AIM:
Pick every line with "آبشارهای" from the material below.

(Dataset items)
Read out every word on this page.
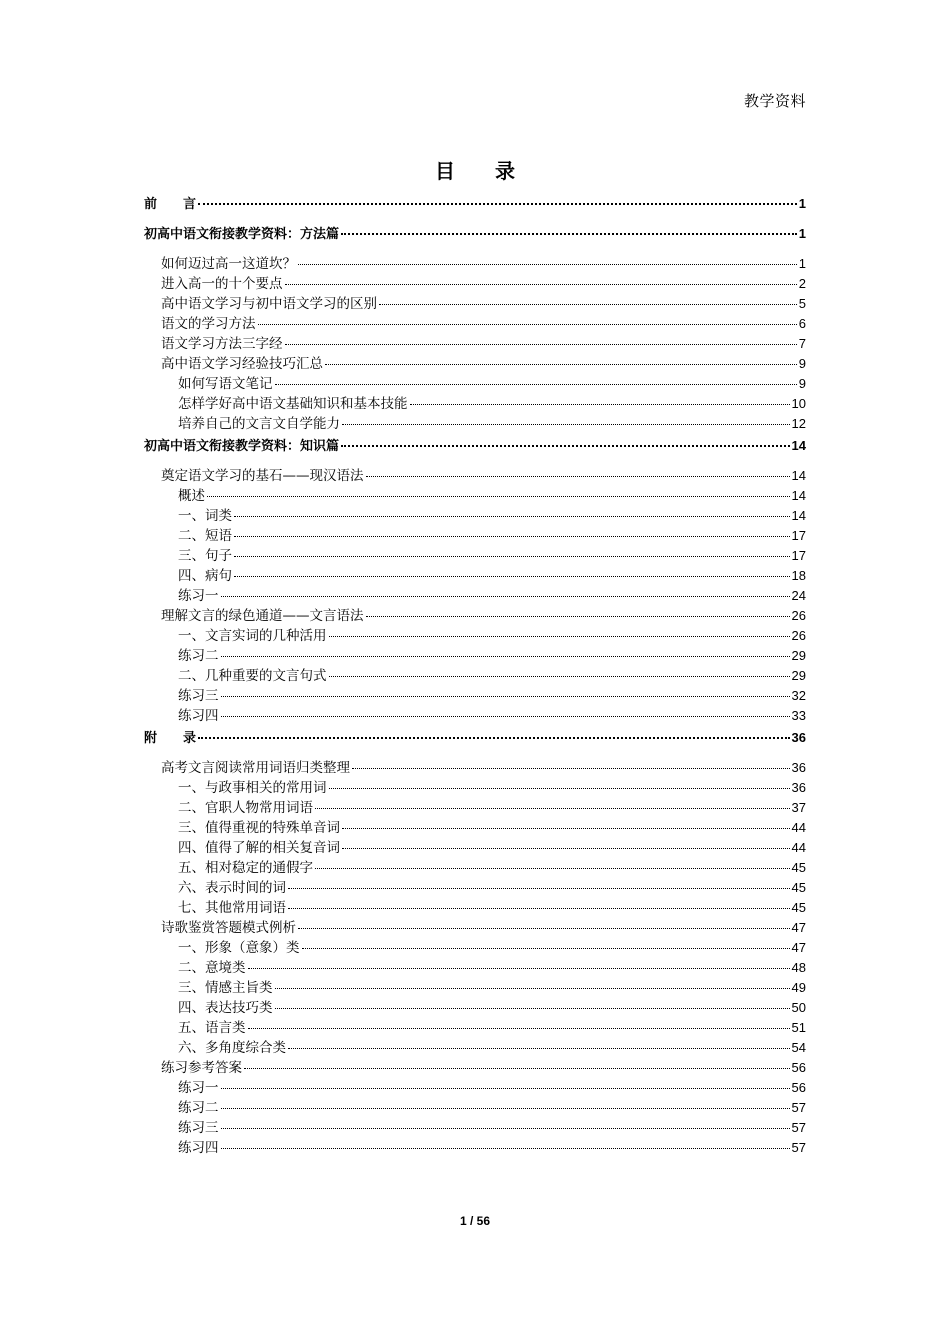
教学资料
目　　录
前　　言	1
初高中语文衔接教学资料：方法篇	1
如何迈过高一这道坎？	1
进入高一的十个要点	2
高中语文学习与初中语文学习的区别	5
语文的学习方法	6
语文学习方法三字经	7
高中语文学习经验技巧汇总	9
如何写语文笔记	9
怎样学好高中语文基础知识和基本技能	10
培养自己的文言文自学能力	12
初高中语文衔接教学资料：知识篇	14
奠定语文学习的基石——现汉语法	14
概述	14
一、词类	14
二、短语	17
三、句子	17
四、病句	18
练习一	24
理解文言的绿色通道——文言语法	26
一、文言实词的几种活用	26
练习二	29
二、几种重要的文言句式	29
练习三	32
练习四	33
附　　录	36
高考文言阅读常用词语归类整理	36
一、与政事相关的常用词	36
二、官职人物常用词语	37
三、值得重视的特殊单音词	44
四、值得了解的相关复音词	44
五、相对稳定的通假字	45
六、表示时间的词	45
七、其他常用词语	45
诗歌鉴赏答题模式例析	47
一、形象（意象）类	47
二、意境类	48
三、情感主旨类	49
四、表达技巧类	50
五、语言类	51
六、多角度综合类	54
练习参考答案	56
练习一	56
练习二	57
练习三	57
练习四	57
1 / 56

* * *

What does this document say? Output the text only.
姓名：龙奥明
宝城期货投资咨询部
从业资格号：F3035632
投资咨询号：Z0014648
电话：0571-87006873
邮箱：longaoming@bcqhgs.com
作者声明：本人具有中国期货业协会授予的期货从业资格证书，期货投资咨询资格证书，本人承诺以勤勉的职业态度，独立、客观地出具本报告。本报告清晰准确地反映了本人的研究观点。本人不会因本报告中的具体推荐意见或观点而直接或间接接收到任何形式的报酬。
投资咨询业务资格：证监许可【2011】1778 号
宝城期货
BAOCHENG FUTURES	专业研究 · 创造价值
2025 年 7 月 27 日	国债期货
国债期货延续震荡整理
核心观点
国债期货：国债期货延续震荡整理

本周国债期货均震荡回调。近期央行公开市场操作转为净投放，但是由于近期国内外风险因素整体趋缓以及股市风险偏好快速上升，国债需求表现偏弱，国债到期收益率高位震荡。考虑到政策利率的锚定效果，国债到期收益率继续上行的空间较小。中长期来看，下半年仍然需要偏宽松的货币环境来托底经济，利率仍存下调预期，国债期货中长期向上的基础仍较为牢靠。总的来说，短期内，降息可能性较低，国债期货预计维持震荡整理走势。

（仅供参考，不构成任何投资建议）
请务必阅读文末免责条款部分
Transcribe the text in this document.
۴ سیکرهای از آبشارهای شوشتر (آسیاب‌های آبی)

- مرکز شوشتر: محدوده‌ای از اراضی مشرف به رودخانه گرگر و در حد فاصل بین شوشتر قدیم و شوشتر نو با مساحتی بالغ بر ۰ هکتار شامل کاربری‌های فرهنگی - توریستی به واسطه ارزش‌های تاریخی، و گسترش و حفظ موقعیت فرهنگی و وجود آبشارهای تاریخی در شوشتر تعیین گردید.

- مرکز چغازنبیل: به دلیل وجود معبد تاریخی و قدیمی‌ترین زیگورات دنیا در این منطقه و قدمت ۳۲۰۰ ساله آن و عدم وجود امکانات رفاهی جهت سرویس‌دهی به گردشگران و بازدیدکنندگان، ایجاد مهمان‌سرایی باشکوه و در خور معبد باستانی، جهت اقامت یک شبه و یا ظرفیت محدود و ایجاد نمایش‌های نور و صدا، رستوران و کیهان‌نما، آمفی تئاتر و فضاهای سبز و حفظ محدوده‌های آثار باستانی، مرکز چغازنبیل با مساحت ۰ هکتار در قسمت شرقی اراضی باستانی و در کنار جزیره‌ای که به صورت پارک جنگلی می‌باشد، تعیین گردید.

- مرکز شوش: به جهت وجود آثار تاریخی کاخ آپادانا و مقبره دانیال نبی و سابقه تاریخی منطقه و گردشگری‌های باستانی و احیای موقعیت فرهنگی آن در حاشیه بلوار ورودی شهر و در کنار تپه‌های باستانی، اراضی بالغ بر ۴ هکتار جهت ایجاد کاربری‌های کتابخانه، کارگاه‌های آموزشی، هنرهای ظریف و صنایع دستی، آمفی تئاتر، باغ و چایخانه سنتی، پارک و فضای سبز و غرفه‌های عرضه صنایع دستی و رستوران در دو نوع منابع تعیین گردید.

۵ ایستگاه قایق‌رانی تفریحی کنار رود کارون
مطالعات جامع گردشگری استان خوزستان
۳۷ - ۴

EXERCISE RESULT:
۴ سیکرهای از آبشارهای شوشتر (آسیاب‌های آبی)
- مرکز شوشتر: محدوده‌ای از اراضی مشرف به رودخانه گرگر و در حد فاصل بین شوشتر قدیم و شوشتر نو با مساحتی بالغ بر ۰ هکتار شامل کاربری‌های فرهنگی - توریستی به واسطه ارزش‌های تاریخی، و گسترش و حفظ موقعیت فرهنگی و وجود آبشارهای تاریخی در شوشتر تعیین گردید.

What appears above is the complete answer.